*Listed entries*.
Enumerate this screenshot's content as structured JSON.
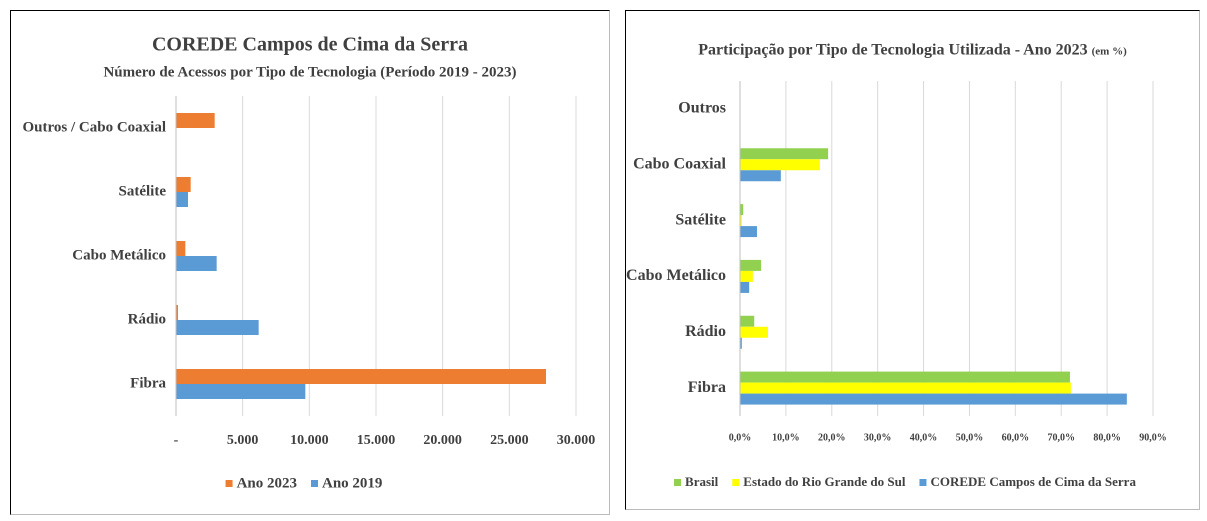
{
  "chart_data": [
    {
      "type": "hbar",
      "title": "COREDE Campos de Cima da Serra",
      "subtitle": "Número de Acessos por Tipo de Tecnologia (Período 2019 - 2023)",
      "categories": [
        "Outros / Cabo Coaxial",
        "Satélite",
        "Cabo Metálico",
        "Rádio",
        "Fibra"
      ],
      "series": [
        {
          "name": "Ano 2023",
          "color": "#ed7d31",
          "values": [
            2900,
            1100,
            700,
            150,
            27750
          ]
        },
        {
          "name": "Ano 2019",
          "color": "#5b9bd5",
          "values": [
            0,
            900,
            3050,
            6200,
            9700
          ]
        }
      ],
      "xlim": [
        0,
        30000
      ],
      "xticks": [
        {
          "value": 0,
          "label": "-"
        },
        {
          "value": 5000,
          "label": "5.000"
        },
        {
          "value": 10000,
          "label": "10.000"
        },
        {
          "value": 15000,
          "label": "15.000"
        },
        {
          "value": 20000,
          "label": "20.000"
        },
        {
          "value": 25000,
          "label": "25.000"
        },
        {
          "value": 30000,
          "label": "30.000"
        }
      ],
      "grid": true,
      "legend": "bottom"
    },
    {
      "type": "hbar",
      "title": "Participação por Tipo de Tecnologia Utilizada - Ano 2023",
      "subtitle": "(em %)",
      "categories": [
        "Outros",
        "Cabo Coaxial",
        "Satélite",
        "Cabo Metálico",
        "Rádio",
        "Fibra"
      ],
      "series": [
        {
          "name": "Brasil",
          "color": "#92d050",
          "values": [
            0,
            19.2,
            0.7,
            4.6,
            3.1,
            71.9
          ]
        },
        {
          "name": "Estado do Rio Grande do Sul",
          "color": "#ffff00",
          "values": [
            0,
            17.4,
            0.4,
            2.8,
            6.1,
            72.1
          ]
        },
        {
          "name": "COREDE Campos de Cima da Serra",
          "color": "#5b9bd5",
          "values": [
            0,
            8.9,
            3.7,
            2.0,
            0.4,
            84.3
          ]
        }
      ],
      "xlim": [
        0,
        90
      ],
      "xticks": [
        {
          "value": 0,
          "label": "0,0%"
        },
        {
          "value": 10,
          "label": "10,0%"
        },
        {
          "value": 20,
          "label": "20,0%"
        },
        {
          "value": 30,
          "label": "30,0%"
        },
        {
          "value": 40,
          "label": "40,0%"
        },
        {
          "value": 50,
          "label": "50,0%"
        },
        {
          "value": 60,
          "label": "60,0%"
        },
        {
          "value": 70,
          "label": "70,0%"
        },
        {
          "value": 80,
          "label": "80,0%"
        },
        {
          "value": 90,
          "label": "90,0%"
        }
      ],
      "grid": true,
      "legend": "bottom"
    }
  ]
}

*Given exercise*. What comes back should match the records exactly, minus any pictures.

*Reply*.
Enumerate this screenshot's content as structured JSON.
{
  "chart_data": [
    {
      "type": "hbar",
      "title": "COREDE Campos de Cima da Serra",
      "subtitle": "Número de Acessos por Tipo de Tecnologia (Período 2019 - 2023)",
      "categories": [
        "Outros / Cabo Coaxial",
        "Satélite",
        "Cabo Metálico",
        "Rádio",
        "Fibra"
      ],
      "series": [
        {
          "name": "Ano 2023",
          "color": "#ed7d31",
          "values": [
            2900,
            1100,
            700,
            150,
            27750
          ]
        },
        {
          "name": "Ano 2019",
          "color": "#5b9bd5",
          "values": [
            0,
            900,
            3050,
            6200,
            9700
          ]
        }
      ],
      "xlim": [
        0,
        30000
      ],
      "xticks": [
        {
          "value": 0,
          "label": "-"
        },
        {
          "value": 5000,
          "label": "5.000"
        },
        {
          "value": 10000,
          "label": "10.000"
        },
        {
          "value": 15000,
          "label": "15.000"
        },
        {
          "value": 20000,
          "label": "20.000"
        },
        {
          "value": 25000,
          "label": "25.000"
        },
        {
          "value": 30000,
          "label": "30.000"
        }
      ],
      "grid": true,
      "legend": "bottom"
    },
    {
      "type": "hbar",
      "title": "Participação por Tipo de Tecnologia Utilizada - Ano 2023",
      "subtitle": "(em %)",
      "categories": [
        "Outros",
        "Cabo Coaxial",
        "Satélite",
        "Cabo Metálico",
        "Rádio",
        "Fibra"
      ],
      "series": [
        {
          "name": "Brasil",
          "color": "#92d050",
          "values": [
            0,
            19.2,
            0.7,
            4.6,
            3.1,
            71.9
          ]
        },
        {
          "name": "Estado do Rio Grande do Sul",
          "color": "#ffff00",
          "values": [
            0,
            17.4,
            0.4,
            2.8,
            6.1,
            72.1
          ]
        },
        {
          "name": "COREDE Campos de Cima da Serra",
          "color": "#5b9bd5",
          "values": [
            0,
            8.9,
            3.7,
            2.0,
            0.4,
            84.3
          ]
        }
      ],
      "xlim": [
        0,
        90
      ],
      "xticks": [
        {
          "value": 0,
          "label": "0,0%"
        },
        {
          "value": 10,
          "label": "10,0%"
        },
        {
          "value": 20,
          "label": "20,0%"
        },
        {
          "value": 30,
          "label": "30,0%"
        },
        {
          "value": 40,
          "label": "40,0%"
        },
        {
          "value": 50,
          "label": "50,0%"
        },
        {
          "value": 60,
          "label": "60,0%"
        },
        {
          "value": 70,
          "label": "70,0%"
        },
        {
          "value": 80,
          "label": "80,0%"
        },
        {
          "value": 90,
          "label": "90,0%"
        }
      ],
      "grid": true,
      "legend": "bottom"
    }
  ]
}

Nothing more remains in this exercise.